Directions: Give back each entry unchanged, minus pictures.

Given records:
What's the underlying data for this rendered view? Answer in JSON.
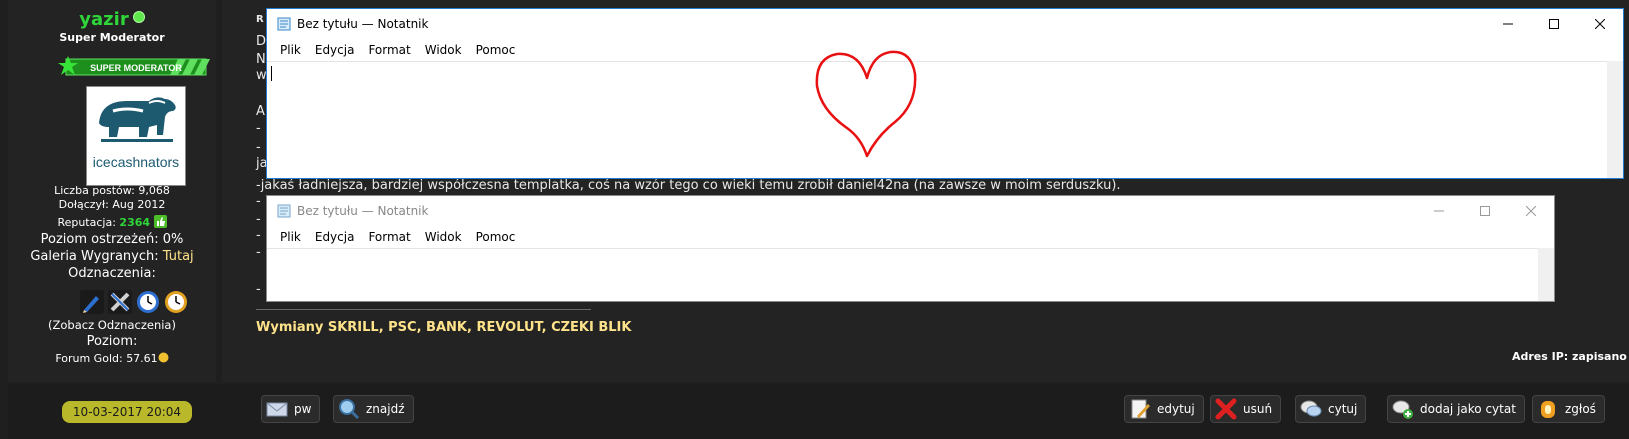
{
  "user": {
    "name": "yazir",
    "title": "Super Moderator",
    "rank_badge_text": "SUPER MODERATOR",
    "avatar_text": "icecashnators",
    "posts_label": "Liczba postów:",
    "posts_value": "9,068",
    "joined_label": "Dołączył:",
    "joined_value": "Aug 2012",
    "rep_label": "Reputacja:",
    "rep_value": "2364",
    "warn_label": "Poziom ostrzeżeń:",
    "warn_value": "0%",
    "gallery_label": "Galeria Wygranych:",
    "gallery_value": "Tutaj",
    "badges_label": "Odznaczenia:",
    "badges_link": "(Zobacz Odznaczenia)",
    "level_label": "Poziom:",
    "gold_label": "Forum Gold:",
    "gold_value": "57.61"
  },
  "post": {
    "date": "10-03-2017 20:04",
    "visible_line": "-jakaś ładniejsza, bardziej współczesna templatka, coś na wzór tego co wieki temu zrobił daniel42na (na zawsze w moim serduszku).",
    "fragments": [
      "R",
      "D",
      "N",
      "w",
      "A",
      "-",
      "-",
      "ja",
      "-",
      "-",
      "-",
      "-",
      "-"
    ],
    "signature": "Wymiany SKRILL, PSC, BANK, REVOLUT, CZEKI BLIK",
    "ip_text": "Adres IP: zapisano"
  },
  "buttons": {
    "pm": "pw",
    "find": "znajdź",
    "edit": "edytuj",
    "delete": "usuń",
    "quote": "cytuj",
    "multiquote": "dodaj jako cytat",
    "report": "zgłoś"
  },
  "notepad_front": {
    "title": "Bez tytułu — Notatnik",
    "menu": [
      "Plik",
      "Edycja",
      "Format",
      "Widok",
      "Pomoc"
    ]
  },
  "notepad_back": {
    "title": "Bez tytułu — Notatnik",
    "menu": [
      "Plik",
      "Edycja",
      "Format",
      "Widok",
      "Pomoc"
    ]
  },
  "colors": {
    "username": "#2fd63a",
    "heart": "#e81010",
    "date_highlight": "#b8b82a",
    "signature": "#ffe38a"
  }
}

The response:
What's the underlying data for this rendered view? Answer in JSON.
{
  "user": {
    "name": "yazir",
    "title": "Super Moderator",
    "rank_badge_text": "SUPER MODERATOR",
    "avatar_text": "icecashnators",
    "posts_label": "Liczba postów:",
    "posts_value": "9,068",
    "joined_label": "Dołączył:",
    "joined_value": "Aug 2012",
    "rep_label": "Reputacja:",
    "rep_value": "2364",
    "warn_label": "Poziom ostrzeżeń:",
    "warn_value": "0%",
    "gallery_label": "Galeria Wygranych:",
    "gallery_value": "Tutaj",
    "badges_label": "Odznaczenia:",
    "badges_link": "(Zobacz Odznaczenia)",
    "level_label": "Poziom:",
    "gold_label": "Forum Gold:",
    "gold_value": "57.61"
  },
  "post": {
    "date": "10-03-2017 20:04",
    "visible_line": "-jakaś ładniejsza, bardziej współczesna templatka, coś na wzór tego co wieki temu zrobił daniel42na (na zawsze w moim serduszku).",
    "fragments": [
      "R",
      "D",
      "N",
      "w",
      "A",
      "-",
      "-",
      "ja",
      "-",
      "-",
      "-",
      "-",
      "-"
    ],
    "signature": "Wymiany SKRILL, PSC, BANK, REVOLUT, CZEKI BLIK",
    "ip_text": "Adres IP: zapisano"
  },
  "buttons": {
    "pm": "pw",
    "find": "znajdź",
    "edit": "edytuj",
    "delete": "usuń",
    "quote": "cytuj",
    "multiquote": "dodaj jako cytat",
    "report": "zgłoś"
  },
  "notepad_front": {
    "title": "Bez tytułu — Notatnik",
    "menu": [
      "Plik",
      "Edycja",
      "Format",
      "Widok",
      "Pomoc"
    ]
  },
  "notepad_back": {
    "title": "Bez tytułu — Notatnik",
    "menu": [
      "Plik",
      "Edycja",
      "Format",
      "Widok",
      "Pomoc"
    ]
  },
  "colors": {
    "username": "#2fd63a",
    "heart": "#e81010",
    "date_highlight": "#b8b82a",
    "signature": "#ffe38a"
  }
}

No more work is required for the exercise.